EXERCISE REQUIREMENTS
Only the number is wanted: how many lines hold the word "Roland"?

Extracted data entries
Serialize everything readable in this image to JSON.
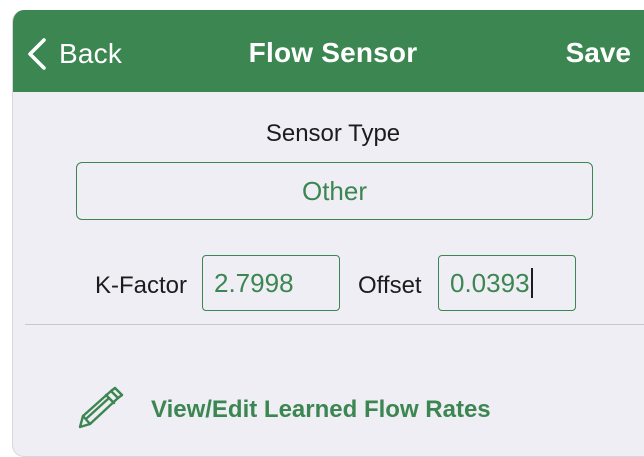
{
  "navbar": {
    "back_label": "Back",
    "title": "Flow Sensor",
    "save_label": "Save"
  },
  "sensor": {
    "type_label": "Sensor Type",
    "type_value": "Other",
    "k_factor_label": "K-Factor",
    "k_factor_value": "2.7998",
    "offset_label": "Offset",
    "offset_value": "0.0393"
  },
  "learned": {
    "label": "View/Edit Learned Flow Rates",
    "icon": "pencil-icon"
  },
  "colors": {
    "accent": "#3b8651",
    "background": "#efeef4",
    "text": "#1c1c1e"
  }
}
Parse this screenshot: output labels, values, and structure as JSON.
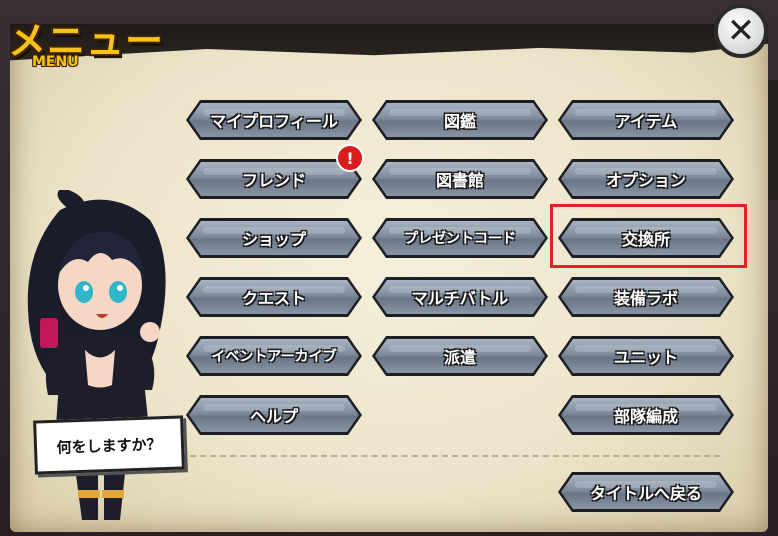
{
  "header": {
    "title_jp": "メニュー",
    "title_en": "MENU",
    "close_label": "✕"
  },
  "menu": {
    "col1": [
      "マイプロフィール",
      "フレンド",
      "ショップ",
      "クエスト",
      "イベントアーカイブ",
      "ヘルプ"
    ],
    "col2": [
      "図鑑",
      "図書館",
      "プレゼントコード",
      "マルチバトル",
      "派遣"
    ],
    "col3": [
      "アイテム",
      "オプション",
      "交換所",
      "装備ラボ",
      "ユニット",
      "部隊編成"
    ],
    "back_to_title": "タイトルへ戻る"
  },
  "notification": {
    "badge": "!"
  },
  "character": {
    "speech": "何をしますか？"
  },
  "colors": {
    "accent": "#f7c318",
    "highlight": "#e0202a",
    "panel": "#ece3c8",
    "button": "#7f8b9c"
  }
}
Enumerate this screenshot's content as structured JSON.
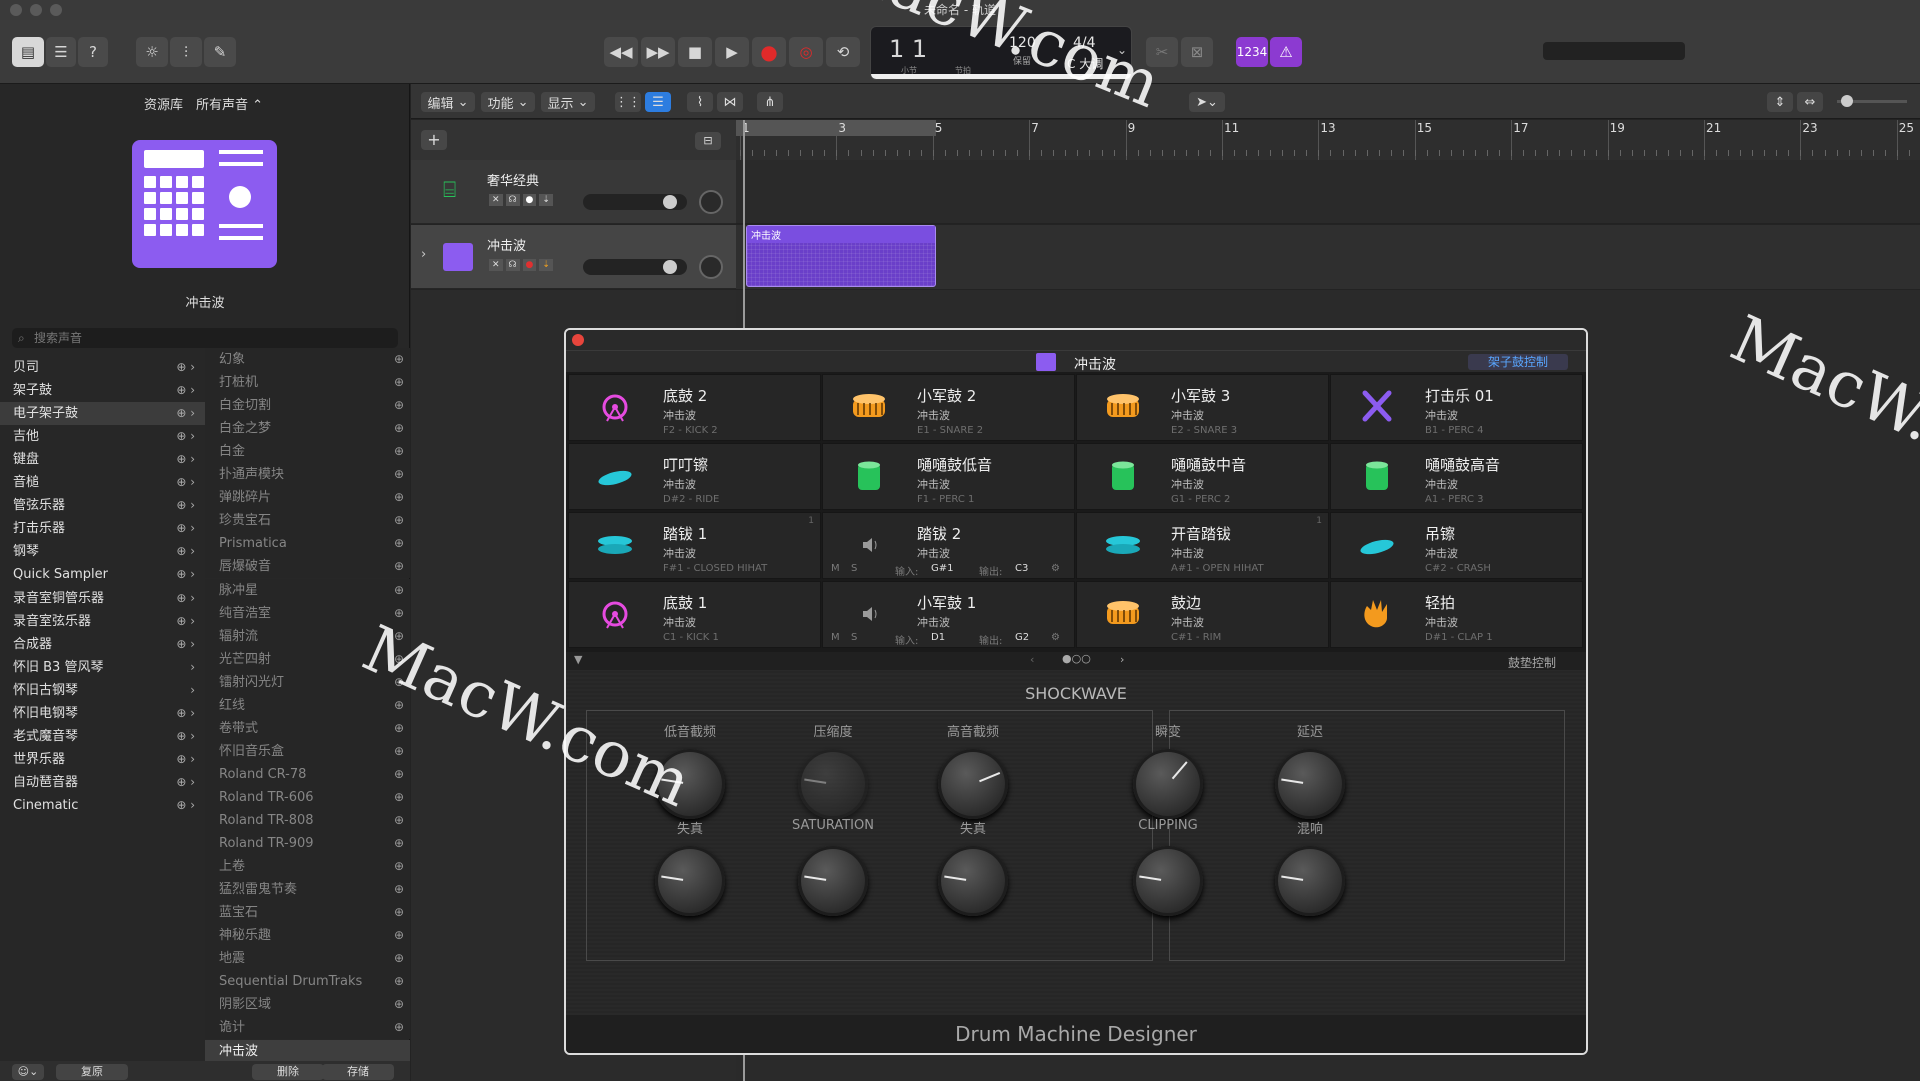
{
  "window": {
    "title": "未命名 - 轨道"
  },
  "transport": {
    "position": "1 1",
    "pos_sub_left": "小节",
    "pos_sub_right": "节拍",
    "tempo": "120",
    "tempo_label": "保留",
    "signature": "4/4",
    "key": "C 大调",
    "count_in": "1234"
  },
  "library": {
    "header_left": "资源库",
    "header_right": "所有声音 ⌃",
    "preset_name": "冲击波",
    "search_placeholder": "搜索声音",
    "categories": [
      "贝司",
      "架子鼓",
      "电子架子鼓",
      "吉他",
      "键盘",
      "音槌",
      "管弦乐器",
      "打击乐器",
      "钢琴",
      "Quick Sampler",
      "录音室铜管乐器",
      "录音室弦乐器",
      "合成器",
      "怀旧 B3 管风琴",
      "怀旧古钢琴",
      "怀旧电钢琴",
      "老式魔音琴",
      "世界乐器",
      "自动琶音器",
      "Cinematic"
    ],
    "selected_category": "电子架子鼓",
    "sounds": [
      "幻象",
      "打桩机",
      "白金切割",
      "白金之梦",
      "白金",
      "扑通声模块",
      "弹跳碎片",
      "珍贵宝石",
      "Prismatica",
      "唇爆破音",
      "脉冲星",
      "纯音浩室",
      "辐射流",
      "光芒四射",
      "镭射闪光灯",
      "红线",
      "卷带式",
      "怀旧音乐盒",
      "Roland CR-78",
      "Roland TR-606",
      "Roland TR-808",
      "Roland TR-909",
      "上卷",
      "猛烈雷鬼节奏",
      "蓝宝石",
      "神秘乐趣",
      "地震",
      "Sequential DrumTraks",
      "阴影区域",
      "诡计",
      "冲击波"
    ],
    "selected_sound": "冲击波",
    "buttons": {
      "revert": "复原",
      "delete": "删除",
      "save": "存储"
    }
  },
  "track_menu": {
    "edit": "编辑",
    "functions": "功能",
    "view": "显示"
  },
  "ruler": {
    "marks": [
      "1",
      "3",
      "5",
      "7",
      "9",
      "11",
      "13",
      "15",
      "17",
      "19",
      "21",
      "23",
      "25"
    ]
  },
  "tracks": [
    {
      "name": "奢华经典"
    },
    {
      "name": "冲击波"
    }
  ],
  "region": {
    "name": "冲击波"
  },
  "dmd": {
    "title": "冲击波",
    "kit_control": "架子鼓控制",
    "pad_control": "鼓垫控制",
    "pads": [
      {
        "name": "底鼓 2",
        "kit": "冲击波",
        "note": "F2 - KICK 2",
        "icon": "kick-icon"
      },
      {
        "name": "小军鼓 2",
        "kit": "冲击波",
        "note": "E1 - SNARE 2",
        "icon": "snare-icon"
      },
      {
        "name": "小军鼓 3",
        "kit": "冲击波",
        "note": "E2 - SNARE 3",
        "icon": "snare-icon"
      },
      {
        "name": "打击乐 01",
        "kit": "冲击波",
        "note": "B1 - PERC 4",
        "icon": "sticks-icon"
      },
      {
        "name": "叮叮镲",
        "kit": "冲击波",
        "note": "D#2 - RIDE",
        "icon": "cymbal-icon"
      },
      {
        "name": "嗵嗵鼓低音",
        "kit": "冲击波",
        "note": "F1 - PERC 1",
        "icon": "tom-icon"
      },
      {
        "name": "嗵嗵鼓中音",
        "kit": "冲击波",
        "note": "G1 - PERC 2",
        "icon": "tom-icon"
      },
      {
        "name": "嗵嗵鼓高音",
        "kit": "冲击波",
        "note": "A1 - PERC 3",
        "icon": "tom-icon"
      },
      {
        "name": "踏钹 1",
        "kit": "冲击波",
        "note": "F#1 - CLOSED HIHAT",
        "icon": "hihat-icon"
      },
      {
        "name": "踏钹 2",
        "kit": "冲击波",
        "note": "",
        "icon": "speaker-icon",
        "input": "G#1",
        "output": "C3"
      },
      {
        "name": "开音踏钹",
        "kit": "冲击波",
        "note": "A#1 - OPEN HIHAT",
        "icon": "hihat-icon"
      },
      {
        "name": "吊镲",
        "kit": "冲击波",
        "note": "C#2 - CRASH",
        "icon": "cymbal-icon"
      },
      {
        "name": "底鼓 1",
        "kit": "冲击波",
        "note": "C1 - KICK 1",
        "icon": "kick-icon"
      },
      {
        "name": "小军鼓 1",
        "kit": "冲击波",
        "note": "",
        "icon": "speaker-icon",
        "input": "D1",
        "output": "G2"
      },
      {
        "name": "鼓边",
        "kit": "冲击波",
        "note": "C#1 - RIM",
        "icon": "snare-icon"
      },
      {
        "name": "轻拍",
        "kit": "冲击波",
        "note": "D#1 - CLAP 1",
        "icon": "clap-icon"
      }
    ],
    "ms": {
      "m": "M",
      "s": "S",
      "input_label": "输入:",
      "output_label": "输出:"
    },
    "group_marks": [
      "1",
      "1"
    ],
    "synth_title": "SHOCKWAVE",
    "knobs": [
      {
        "label": "低音截频",
        "value": 0.2
      },
      {
        "label": "压缩度",
        "value": 0.2
      },
      {
        "label": "高音截频",
        "value": 0.75
      },
      {
        "label": "失真",
        "value": 0.2
      },
      {
        "label": "SATURATION",
        "value": 0.2
      },
      {
        "label": "失真",
        "value": 0.2
      },
      {
        "label": "瞬变",
        "value": 0.65
      },
      {
        "label": "延迟",
        "value": 0.2
      },
      {
        "label": "CLIPPING",
        "value": 0.2
      },
      {
        "label": "混响",
        "value": 0.2
      }
    ],
    "footer": "Drum Machine Designer"
  },
  "watermark": "MacW.com",
  "colors": {
    "purple": "#8c5cf0",
    "orange": "#f39a1e",
    "green": "#27c25a",
    "cyan": "#26c7d8",
    "magenta": "#e64be0",
    "accent": "#8c3ad1"
  }
}
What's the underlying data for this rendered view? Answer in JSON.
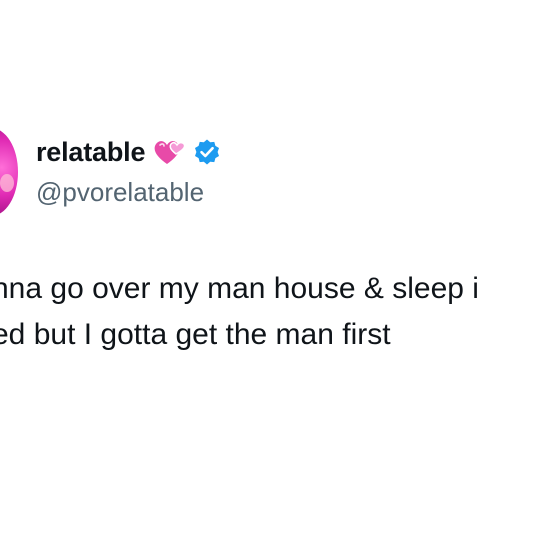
{
  "account": {
    "display_name": "relatable",
    "handle": "@pvorelatable",
    "name_emoji_icon": "two-hearts-icon",
    "verified_icon": "verified-badge-icon",
    "brand_color": "#1d9bf0"
  },
  "tweet": {
    "lines": [
      "nna go over my man house & sleep i",
      "ed but I gotta get the man first"
    ]
  }
}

RESPONSE
4